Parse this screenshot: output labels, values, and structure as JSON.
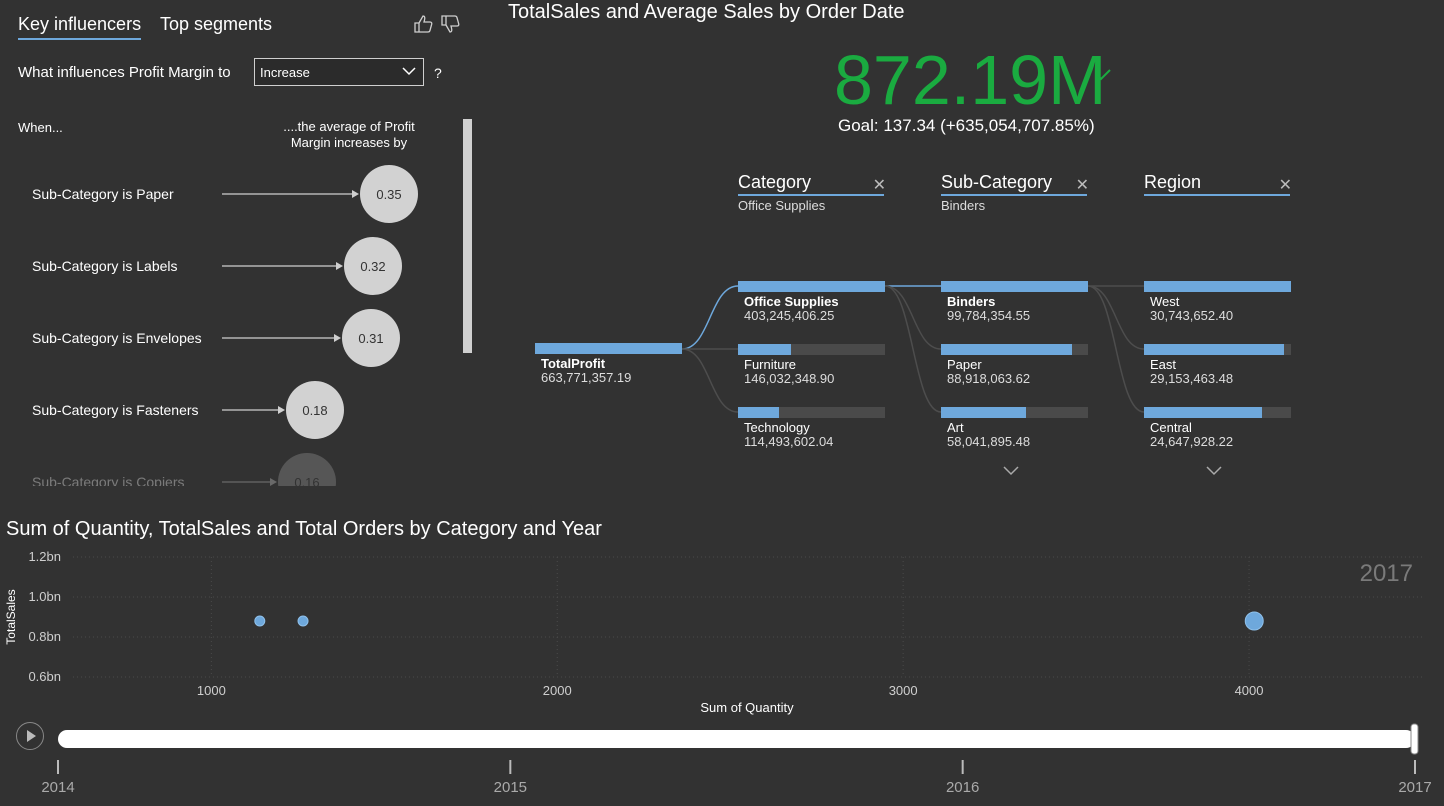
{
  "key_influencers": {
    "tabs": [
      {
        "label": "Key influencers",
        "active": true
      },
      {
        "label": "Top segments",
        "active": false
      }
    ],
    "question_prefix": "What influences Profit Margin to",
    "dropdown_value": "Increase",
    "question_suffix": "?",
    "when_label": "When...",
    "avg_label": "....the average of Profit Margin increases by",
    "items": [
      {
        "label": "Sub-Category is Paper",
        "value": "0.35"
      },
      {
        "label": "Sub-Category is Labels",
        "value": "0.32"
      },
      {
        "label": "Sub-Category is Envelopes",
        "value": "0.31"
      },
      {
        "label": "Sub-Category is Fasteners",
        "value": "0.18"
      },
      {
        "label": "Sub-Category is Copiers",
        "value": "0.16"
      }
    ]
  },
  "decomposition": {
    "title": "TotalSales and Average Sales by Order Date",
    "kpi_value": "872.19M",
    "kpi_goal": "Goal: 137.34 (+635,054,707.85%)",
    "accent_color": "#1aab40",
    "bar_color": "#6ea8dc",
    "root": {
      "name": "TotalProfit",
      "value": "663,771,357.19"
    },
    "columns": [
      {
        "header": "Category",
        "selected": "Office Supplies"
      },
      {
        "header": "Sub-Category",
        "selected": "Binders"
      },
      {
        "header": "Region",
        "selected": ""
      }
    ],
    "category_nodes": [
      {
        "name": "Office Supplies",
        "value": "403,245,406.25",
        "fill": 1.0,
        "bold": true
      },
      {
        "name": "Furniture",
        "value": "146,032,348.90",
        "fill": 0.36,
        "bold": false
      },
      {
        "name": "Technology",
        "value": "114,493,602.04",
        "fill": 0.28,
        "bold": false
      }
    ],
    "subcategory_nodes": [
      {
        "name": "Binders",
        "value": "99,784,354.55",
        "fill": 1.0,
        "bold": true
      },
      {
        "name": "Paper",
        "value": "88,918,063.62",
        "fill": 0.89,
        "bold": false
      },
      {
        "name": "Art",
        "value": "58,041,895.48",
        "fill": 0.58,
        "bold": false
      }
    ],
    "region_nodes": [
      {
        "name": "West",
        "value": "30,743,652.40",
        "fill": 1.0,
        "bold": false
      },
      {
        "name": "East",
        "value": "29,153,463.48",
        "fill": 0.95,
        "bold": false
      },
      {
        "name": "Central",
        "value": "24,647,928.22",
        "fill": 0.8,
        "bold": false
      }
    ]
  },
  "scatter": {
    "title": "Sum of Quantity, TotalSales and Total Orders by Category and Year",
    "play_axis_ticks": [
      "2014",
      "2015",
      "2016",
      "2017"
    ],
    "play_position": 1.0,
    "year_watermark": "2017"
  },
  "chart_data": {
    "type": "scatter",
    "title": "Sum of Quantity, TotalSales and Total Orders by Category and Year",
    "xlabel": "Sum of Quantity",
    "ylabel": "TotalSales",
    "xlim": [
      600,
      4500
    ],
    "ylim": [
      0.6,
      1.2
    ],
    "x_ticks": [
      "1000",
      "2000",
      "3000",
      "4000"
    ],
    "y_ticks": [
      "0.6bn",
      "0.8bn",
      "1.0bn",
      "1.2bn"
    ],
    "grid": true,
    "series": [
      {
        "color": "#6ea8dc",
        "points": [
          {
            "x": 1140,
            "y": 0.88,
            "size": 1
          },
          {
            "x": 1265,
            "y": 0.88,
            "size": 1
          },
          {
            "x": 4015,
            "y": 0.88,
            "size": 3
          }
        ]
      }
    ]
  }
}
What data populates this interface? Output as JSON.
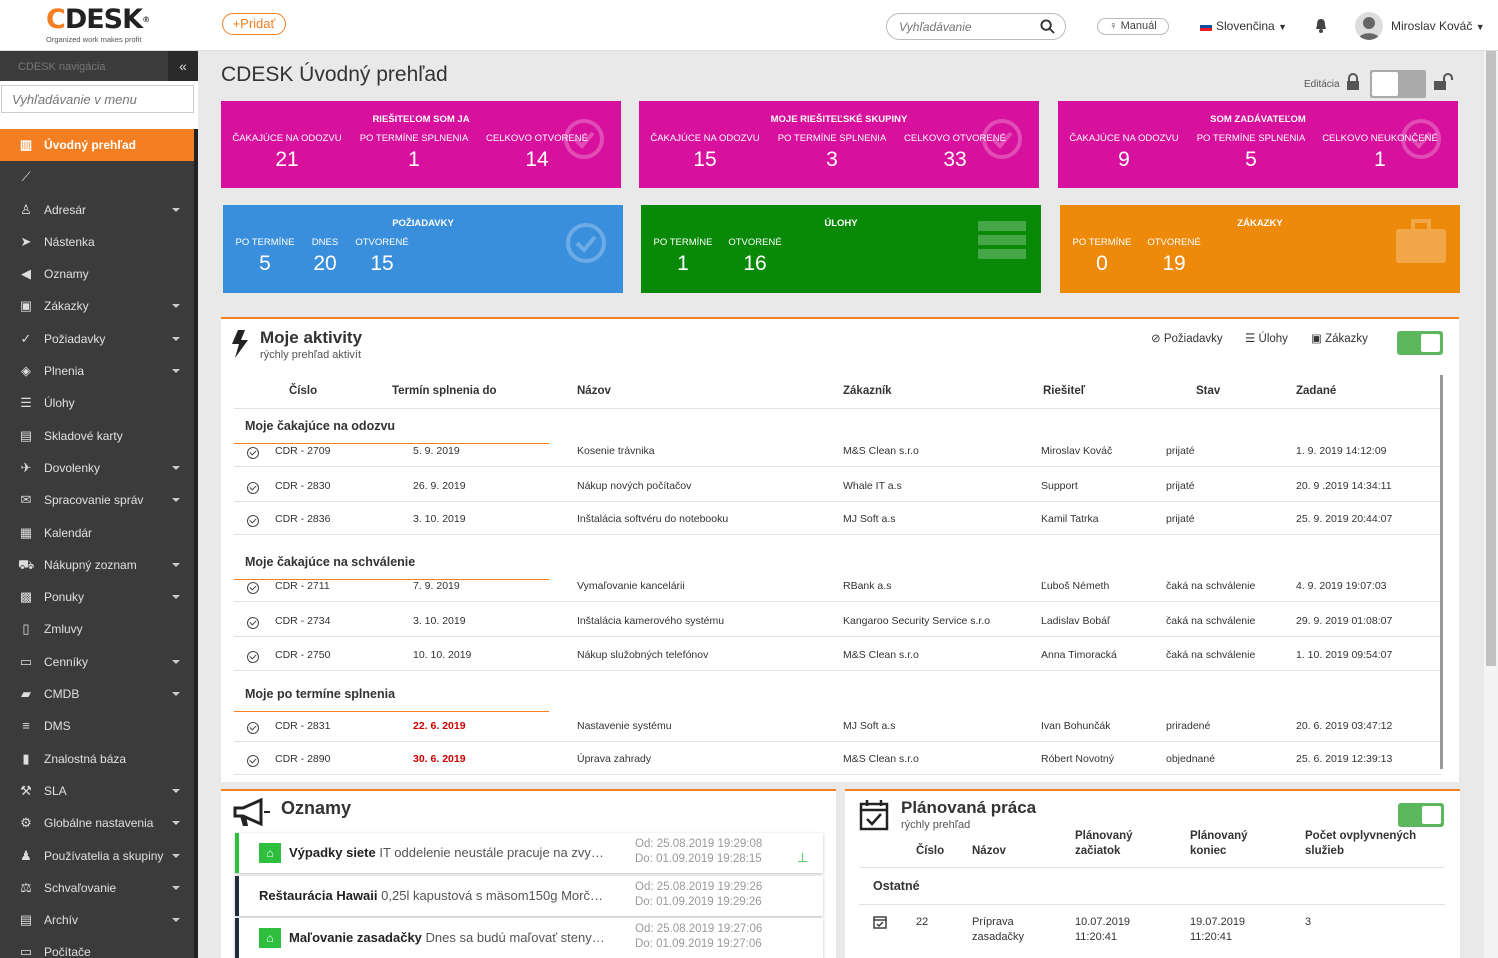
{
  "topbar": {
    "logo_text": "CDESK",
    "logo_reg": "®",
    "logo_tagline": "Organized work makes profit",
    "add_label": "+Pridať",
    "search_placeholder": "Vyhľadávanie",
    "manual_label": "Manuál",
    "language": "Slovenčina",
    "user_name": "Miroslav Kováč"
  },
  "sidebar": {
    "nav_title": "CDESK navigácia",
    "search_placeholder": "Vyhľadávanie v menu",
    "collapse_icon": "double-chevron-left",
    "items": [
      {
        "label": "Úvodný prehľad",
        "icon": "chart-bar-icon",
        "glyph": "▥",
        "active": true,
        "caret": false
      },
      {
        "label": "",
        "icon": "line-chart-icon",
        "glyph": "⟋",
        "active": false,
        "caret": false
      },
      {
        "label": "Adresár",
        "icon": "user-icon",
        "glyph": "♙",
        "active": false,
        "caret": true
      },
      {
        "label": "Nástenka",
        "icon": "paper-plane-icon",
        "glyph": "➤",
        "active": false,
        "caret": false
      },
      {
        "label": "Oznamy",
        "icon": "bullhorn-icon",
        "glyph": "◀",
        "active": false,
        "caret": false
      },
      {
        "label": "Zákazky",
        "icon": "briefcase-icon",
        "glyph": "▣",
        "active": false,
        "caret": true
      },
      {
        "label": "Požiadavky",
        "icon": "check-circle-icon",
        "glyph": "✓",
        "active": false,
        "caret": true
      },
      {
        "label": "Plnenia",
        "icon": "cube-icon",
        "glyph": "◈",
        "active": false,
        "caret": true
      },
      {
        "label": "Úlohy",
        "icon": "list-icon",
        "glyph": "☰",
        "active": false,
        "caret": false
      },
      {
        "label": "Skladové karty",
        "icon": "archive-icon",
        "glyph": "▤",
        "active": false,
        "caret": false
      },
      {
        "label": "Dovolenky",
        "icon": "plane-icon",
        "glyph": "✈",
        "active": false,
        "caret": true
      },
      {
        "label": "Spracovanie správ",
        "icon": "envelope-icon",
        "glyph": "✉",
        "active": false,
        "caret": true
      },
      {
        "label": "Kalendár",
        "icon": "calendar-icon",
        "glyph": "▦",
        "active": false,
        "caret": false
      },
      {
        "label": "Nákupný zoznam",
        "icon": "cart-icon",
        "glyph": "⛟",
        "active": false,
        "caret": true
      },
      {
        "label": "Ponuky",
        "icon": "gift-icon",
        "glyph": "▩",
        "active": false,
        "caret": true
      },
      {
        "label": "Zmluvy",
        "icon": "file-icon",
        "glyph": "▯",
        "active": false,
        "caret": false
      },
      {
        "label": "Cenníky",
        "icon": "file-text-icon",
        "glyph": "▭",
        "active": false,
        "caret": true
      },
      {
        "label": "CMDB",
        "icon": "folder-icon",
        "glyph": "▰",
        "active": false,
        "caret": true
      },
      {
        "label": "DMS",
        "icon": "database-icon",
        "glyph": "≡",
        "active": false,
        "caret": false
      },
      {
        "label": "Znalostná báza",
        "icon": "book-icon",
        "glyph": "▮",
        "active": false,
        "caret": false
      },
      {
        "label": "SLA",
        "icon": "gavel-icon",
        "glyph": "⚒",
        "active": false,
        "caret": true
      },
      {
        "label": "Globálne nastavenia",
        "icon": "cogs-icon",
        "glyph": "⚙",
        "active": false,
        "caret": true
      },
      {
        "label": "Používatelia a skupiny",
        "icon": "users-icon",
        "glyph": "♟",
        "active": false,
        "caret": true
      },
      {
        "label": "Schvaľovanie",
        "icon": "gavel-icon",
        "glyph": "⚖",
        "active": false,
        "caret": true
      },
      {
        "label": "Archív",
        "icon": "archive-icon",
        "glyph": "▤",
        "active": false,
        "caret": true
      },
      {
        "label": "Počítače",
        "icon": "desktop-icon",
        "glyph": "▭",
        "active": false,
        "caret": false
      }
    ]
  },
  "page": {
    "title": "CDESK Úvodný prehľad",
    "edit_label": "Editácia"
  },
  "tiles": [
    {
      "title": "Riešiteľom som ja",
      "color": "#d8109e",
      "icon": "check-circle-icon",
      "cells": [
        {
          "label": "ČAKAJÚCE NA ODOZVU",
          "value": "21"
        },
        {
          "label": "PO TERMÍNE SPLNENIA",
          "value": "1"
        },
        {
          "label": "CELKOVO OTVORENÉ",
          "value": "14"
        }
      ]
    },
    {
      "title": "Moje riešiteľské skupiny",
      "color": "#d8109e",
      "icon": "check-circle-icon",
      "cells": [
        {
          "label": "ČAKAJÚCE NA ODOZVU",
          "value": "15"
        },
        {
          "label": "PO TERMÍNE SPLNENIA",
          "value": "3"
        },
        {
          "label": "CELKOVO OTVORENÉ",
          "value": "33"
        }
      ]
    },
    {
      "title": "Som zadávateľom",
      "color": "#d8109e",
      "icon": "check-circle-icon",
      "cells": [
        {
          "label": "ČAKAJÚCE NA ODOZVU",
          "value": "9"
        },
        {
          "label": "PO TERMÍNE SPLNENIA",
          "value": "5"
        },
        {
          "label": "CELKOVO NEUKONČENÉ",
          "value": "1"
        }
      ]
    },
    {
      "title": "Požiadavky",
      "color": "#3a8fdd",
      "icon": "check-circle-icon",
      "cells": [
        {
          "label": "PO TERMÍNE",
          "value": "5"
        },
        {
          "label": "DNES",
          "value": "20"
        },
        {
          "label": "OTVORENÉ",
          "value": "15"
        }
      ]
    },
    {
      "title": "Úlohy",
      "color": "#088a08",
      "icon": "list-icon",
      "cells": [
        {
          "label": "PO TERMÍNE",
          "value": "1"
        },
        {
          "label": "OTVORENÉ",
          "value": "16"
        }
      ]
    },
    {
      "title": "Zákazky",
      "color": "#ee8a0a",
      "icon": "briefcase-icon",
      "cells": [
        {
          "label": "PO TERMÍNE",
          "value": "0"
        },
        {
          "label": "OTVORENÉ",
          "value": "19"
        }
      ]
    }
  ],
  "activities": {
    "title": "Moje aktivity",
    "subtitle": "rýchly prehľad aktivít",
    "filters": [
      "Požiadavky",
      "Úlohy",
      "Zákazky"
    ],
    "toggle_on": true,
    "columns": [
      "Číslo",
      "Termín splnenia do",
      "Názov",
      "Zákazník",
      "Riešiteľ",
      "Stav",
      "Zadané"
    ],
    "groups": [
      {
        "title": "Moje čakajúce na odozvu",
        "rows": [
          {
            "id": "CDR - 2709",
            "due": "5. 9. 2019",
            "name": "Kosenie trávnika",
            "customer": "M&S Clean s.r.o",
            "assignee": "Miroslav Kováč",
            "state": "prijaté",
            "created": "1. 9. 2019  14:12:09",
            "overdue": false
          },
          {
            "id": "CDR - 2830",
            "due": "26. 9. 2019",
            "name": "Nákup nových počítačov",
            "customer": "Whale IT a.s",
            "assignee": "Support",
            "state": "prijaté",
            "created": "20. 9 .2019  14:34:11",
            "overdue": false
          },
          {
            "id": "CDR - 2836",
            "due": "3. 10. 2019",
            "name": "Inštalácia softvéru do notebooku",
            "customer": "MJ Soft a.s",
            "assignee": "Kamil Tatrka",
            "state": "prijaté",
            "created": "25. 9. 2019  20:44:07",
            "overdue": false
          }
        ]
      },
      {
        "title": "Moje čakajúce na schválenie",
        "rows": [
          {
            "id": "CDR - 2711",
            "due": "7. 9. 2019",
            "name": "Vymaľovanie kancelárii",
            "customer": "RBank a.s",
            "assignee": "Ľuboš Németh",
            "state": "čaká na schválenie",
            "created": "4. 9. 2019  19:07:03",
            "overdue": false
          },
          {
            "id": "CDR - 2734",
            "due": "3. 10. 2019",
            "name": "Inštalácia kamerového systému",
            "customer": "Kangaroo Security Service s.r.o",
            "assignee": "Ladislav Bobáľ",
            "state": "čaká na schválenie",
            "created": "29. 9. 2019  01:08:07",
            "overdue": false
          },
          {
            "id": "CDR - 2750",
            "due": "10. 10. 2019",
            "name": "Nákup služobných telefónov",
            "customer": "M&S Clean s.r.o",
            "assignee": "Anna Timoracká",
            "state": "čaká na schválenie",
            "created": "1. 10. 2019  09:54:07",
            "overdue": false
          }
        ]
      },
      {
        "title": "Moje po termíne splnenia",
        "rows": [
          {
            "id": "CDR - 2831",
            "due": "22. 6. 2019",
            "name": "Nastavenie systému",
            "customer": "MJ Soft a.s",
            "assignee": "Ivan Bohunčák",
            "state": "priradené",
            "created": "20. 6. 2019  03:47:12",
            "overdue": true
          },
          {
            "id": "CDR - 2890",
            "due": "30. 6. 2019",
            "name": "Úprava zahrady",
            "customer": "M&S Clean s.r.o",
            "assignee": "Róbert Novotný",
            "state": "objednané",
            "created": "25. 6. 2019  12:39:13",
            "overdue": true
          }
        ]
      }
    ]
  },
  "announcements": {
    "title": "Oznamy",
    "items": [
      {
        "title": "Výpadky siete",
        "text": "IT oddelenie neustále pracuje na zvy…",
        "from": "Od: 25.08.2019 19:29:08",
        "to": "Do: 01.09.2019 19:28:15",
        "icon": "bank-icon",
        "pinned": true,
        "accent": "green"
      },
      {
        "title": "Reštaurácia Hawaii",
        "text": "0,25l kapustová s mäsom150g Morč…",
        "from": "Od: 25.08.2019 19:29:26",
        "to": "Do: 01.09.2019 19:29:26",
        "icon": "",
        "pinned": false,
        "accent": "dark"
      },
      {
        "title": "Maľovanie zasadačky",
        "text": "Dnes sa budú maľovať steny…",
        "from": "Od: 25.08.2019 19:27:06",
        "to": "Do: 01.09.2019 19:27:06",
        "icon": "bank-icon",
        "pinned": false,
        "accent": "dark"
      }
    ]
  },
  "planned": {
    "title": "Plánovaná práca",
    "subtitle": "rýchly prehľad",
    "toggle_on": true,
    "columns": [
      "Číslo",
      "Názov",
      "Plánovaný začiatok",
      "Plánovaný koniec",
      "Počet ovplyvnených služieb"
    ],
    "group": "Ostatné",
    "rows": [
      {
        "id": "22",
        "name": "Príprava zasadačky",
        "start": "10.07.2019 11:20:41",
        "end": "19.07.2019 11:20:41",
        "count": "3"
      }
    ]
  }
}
■ ■ ■ ■ ■
GIVEN PROBLEM: Copy all lines from the material that contain "TotalSales".

RESPONSE TO THE TASK:
    "title": "TotalSales and Average Sales by Order Date",
    "title": "Sum of Quantity, TotalSales and Total Orders by Category and Year",
    "title": "Sum of Quantity, TotalSales and Total Orders by Category and Year",
    "ylabel": "TotalSales",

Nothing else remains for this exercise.